▸ **Set exercise**
Please output the lines shown below exactly as they appear.

▸ **The records**
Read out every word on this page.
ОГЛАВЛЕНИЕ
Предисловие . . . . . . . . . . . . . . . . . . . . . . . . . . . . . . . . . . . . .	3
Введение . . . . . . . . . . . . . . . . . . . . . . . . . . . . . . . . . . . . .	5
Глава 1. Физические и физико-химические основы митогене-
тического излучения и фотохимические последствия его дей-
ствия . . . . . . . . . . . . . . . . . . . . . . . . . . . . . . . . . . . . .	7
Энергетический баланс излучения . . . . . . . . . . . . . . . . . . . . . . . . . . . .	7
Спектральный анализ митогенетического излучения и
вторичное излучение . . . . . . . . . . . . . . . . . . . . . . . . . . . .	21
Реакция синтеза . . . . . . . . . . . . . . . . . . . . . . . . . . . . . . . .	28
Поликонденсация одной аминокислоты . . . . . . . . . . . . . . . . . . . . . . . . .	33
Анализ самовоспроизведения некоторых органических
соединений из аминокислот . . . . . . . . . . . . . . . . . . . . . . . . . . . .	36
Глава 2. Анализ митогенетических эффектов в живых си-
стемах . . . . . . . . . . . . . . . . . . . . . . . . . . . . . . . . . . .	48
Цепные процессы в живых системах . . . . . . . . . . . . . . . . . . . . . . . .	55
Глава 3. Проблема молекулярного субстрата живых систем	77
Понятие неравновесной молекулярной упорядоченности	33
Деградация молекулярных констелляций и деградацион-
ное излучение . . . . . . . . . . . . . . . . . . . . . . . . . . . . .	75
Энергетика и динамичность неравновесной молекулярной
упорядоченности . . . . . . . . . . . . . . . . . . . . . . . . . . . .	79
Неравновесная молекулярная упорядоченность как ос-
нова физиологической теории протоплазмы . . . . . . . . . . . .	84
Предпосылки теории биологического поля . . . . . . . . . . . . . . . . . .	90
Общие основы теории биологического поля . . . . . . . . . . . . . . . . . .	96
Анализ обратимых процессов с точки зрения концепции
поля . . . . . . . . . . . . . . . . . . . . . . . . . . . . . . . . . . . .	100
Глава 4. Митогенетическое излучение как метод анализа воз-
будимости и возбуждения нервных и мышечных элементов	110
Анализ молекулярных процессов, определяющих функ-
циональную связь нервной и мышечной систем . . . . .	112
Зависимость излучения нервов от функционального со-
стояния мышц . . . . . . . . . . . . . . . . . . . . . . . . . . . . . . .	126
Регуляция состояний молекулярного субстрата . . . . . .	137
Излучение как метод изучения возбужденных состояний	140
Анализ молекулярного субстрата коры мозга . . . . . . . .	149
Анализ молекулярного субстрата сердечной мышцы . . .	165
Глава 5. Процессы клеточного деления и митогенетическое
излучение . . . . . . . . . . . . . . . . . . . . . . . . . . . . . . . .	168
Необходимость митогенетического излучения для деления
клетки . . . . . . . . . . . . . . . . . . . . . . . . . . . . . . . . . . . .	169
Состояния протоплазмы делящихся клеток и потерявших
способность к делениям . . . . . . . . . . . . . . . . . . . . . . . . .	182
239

▸ **Answer for this exercise**
Read out every word on this page.
ОГЛАВЛЕНИЕ
Предисловие . . . . . . . . . . . . . . . . . . . . . . . . . . . . . . . . . . . . .	3
Введение . . . . . . . . . . . . . . . . . . . . . . . . . . . . . . . . . . . . .	5
Глава 1. Физические и физико-химические основы митогене-
тического излучения и фотохимические последствия его дей-
ствия . . . . . . . . . . . . . . . . . . . . . . . . . . . . . . . . . . . . .	7
Энергетический баланс излучения . . . . . . . . . . . . . . . . . . . . . . . . . . . .	7
Спектральный анализ митогенетического излучения и
вторичное излучение . . . . . . . . . . . . . . . . . . . . . . . . . . . .	21
Реакция синтеза . . . . . . . . . . . . . . . . . . . . . . . . . . . . . . . .	28
Поликонденсация одной аминокислоты . . . . . . . . . . . . . . . . . . . . . . . . .	33
Анализ самовоспроизведения некоторых органических
соединений из аминокислот . . . . . . . . . . . . . . . . . . . . . . . . . . . .	36
Глава 2. Анализ митогенетических эффектов в живых си-
стемах . . . . . . . . . . . . . . . . . . . . . . . . . . . . . . . . . . .	48
Цепные процессы в живых системах . . . . . . . . . . . . . . . . . . . . . . . .	55
Глава 3. Проблема молекулярного субстрата живых систем	77
Понятие неравновесной молекулярной упорядоченности	33
Деградация молекулярных констелляций и деградацион-
ное излучение . . . . . . . . . . . . . . . . . . . . . . . . . . . . .	75
Энергетика и динамичность неравновесной молекулярной
упорядоченности . . . . . . . . . . . . . . . . . . . . . . . . . . . .	79
Неравновесная молекулярная упорядоченность как ос-
нова физиологической теории протоплазмы . . . . . . . . . . . .	84
Предпосылки теории биологического поля . . . . . . . . . . . . . . . . . .	90
Общие основы теории биологического поля . . . . . . . . . . . . . . . . . .	96
Анализ обратимых процессов с точки зрения концепции
поля . . . . . . . . . . . . . . . . . . . . . . . . . . . . . . . . . . . .	100
Глава 4. Митогенетическое излучение как метод анализа воз-
будимости и возбуждения нервных и мышечных элементов	110
Анализ молекулярных процессов, определяющих функ-
циональную связь нервной и мышечной систем . . . . .	112
Зависимость излучения нервов от функционального со-
стояния мышц . . . . . . . . . . . . . . . . . . . . . . . . . . . . . . .	126
Регуляция состояний молекулярного субстрата . . . . . .	137
Излучение как метод изучения возбужденных состояний	140
Анализ молекулярного субстрата коры мозга . . . . . . . .	149
Анализ молекулярного субстрата сердечной мышцы . . .	165
Глава 5. Процессы клеточного деления и митогенетическое
излучение . . . . . . . . . . . . . . . . . . . . . . . . . . . . . . . .	168
Необходимость митогенетического излучения для деления
клетки . . . . . . . . . . . . . . . . . . . . . . . . . . . . . . . . . . . .	169
Состояния протоплазмы делящихся клеток и потерявших
способность к делениям . . . . . . . . . . . . . . . . . . . . . . . . .	182
239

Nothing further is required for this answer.